Consigne 1. Pourriez-vous traduire en anglais cette phrase de l'extrait sur la mondialisation : « Ces précautions prises, nous espérons que la lecture de ces Carnets graphiques vous permettra de vous faire une idée assez complète des transformations qui se sont produites ces 40 dernières années. » ?
Consigne 2. Pourriez-vous reprendre mot pour mot, dans l'extrait sur la mondialisation, le passage qui s'ouvre sur les mots contenant « Parmi elles, l’intensification » et se referme sur « années à venir. » ?

=== Extrait fourni ===

Cette liste n’a pas la prétention d’être exhaustive. Elle est composée de ce à quoi nous avons été confrontées, parfois avec étonnement, lors de la constitution de ces Carnets graphiques. Elle montre en tout cas que lorsque la mondialisation est encadrée par des accords, parce que les pays prennent des engagements dont l’exécution doit être vérifiée, alors les données viennent à se constituer et certaines zones d’ombre à s’estomper. C’est ainsi que la création de l’OMC a permis d’avancer sur la connaissance de la protection commerciale, que les accords sur le climat permettent de mieux apprécier la répartition des émissions de gaz à effet de serre, ou que le lancement des négociations sur les services en 2001 ont pu laisser espérer que des efforts allaient être déployés pour mieux cerner les échanges de services qui s’effectuent par le biais de la présence commerciale ou de personnes physiques, espoirs que l’échec du cycle de Doha est venu décevoir et que les paquets de Bali et de Nairobi n’ont pas permis de raviver.

Ces précautions prises, nous espérons que la lecture de ces Carnets graphiques vous permettra de vous faire une idée assez complète des transformations qui se sont produites ces 40 dernières années.

Parmi elles, l’intensification du commerce mondial à partir du milieu des années 1960, puis de sa croissance effrénée dans les années 1990-2000 lorsque le phénomène a pris véritablement une dimension mondiale. La crise financière de 2007-2008 y a certes mis fin et fait régresser le taux mondial d’ouverture commerciale, mais cela ne signifie pas nécessairement qu’il ait vocation à baisser substantiellement dans les années à venir.

=== Données enregistrées ===

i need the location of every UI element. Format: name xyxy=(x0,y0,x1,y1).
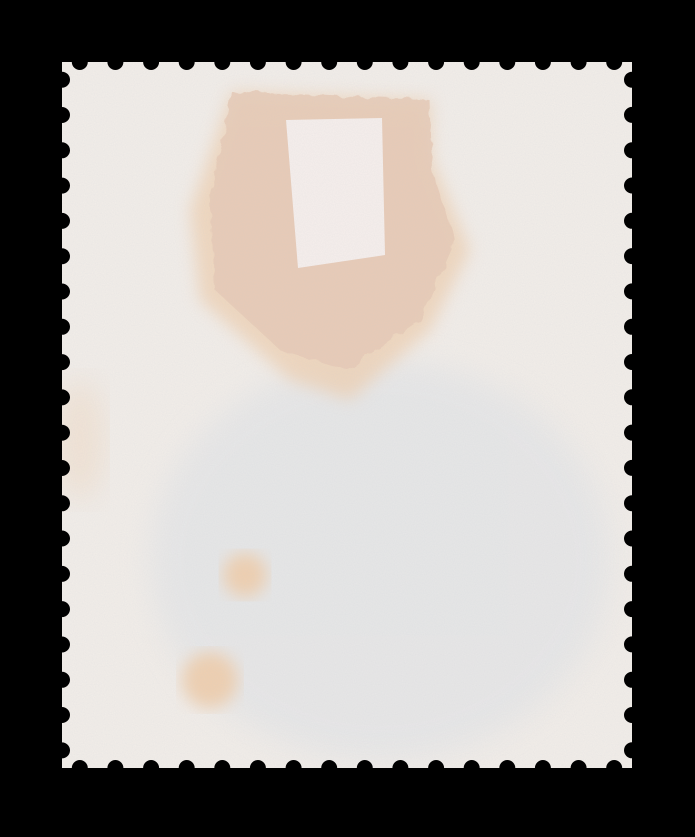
stamp xyxy=(0,0,695,837)
stamp-back-photo xyxy=(0,0,695,837)
paper-grain xyxy=(0,0,695,837)
photo-stage xyxy=(0,0,695,837)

===

Réponse rédigée 1. With these precautions taken, we hope that reading these Carnets graphiques will give you a fairly complete picture of the transformations that have taken place over the last 40 years.

Réponse rédigée 2.
Parmi elles, l’intensification du commerce mondial à partir du milieu des années 1960, puis de sa croissance effrénée dans les années 1990-2000 lorsque le phénomène a pris véritablement une dimension mondiale. La crise financière de 2007-2008 y a certes mis fin et fait régresser le taux mondial d’ouverture commerciale, mais cela ne signifie pas nécessairement qu’il ait vocation à baisser substantiellement dans les années à venir.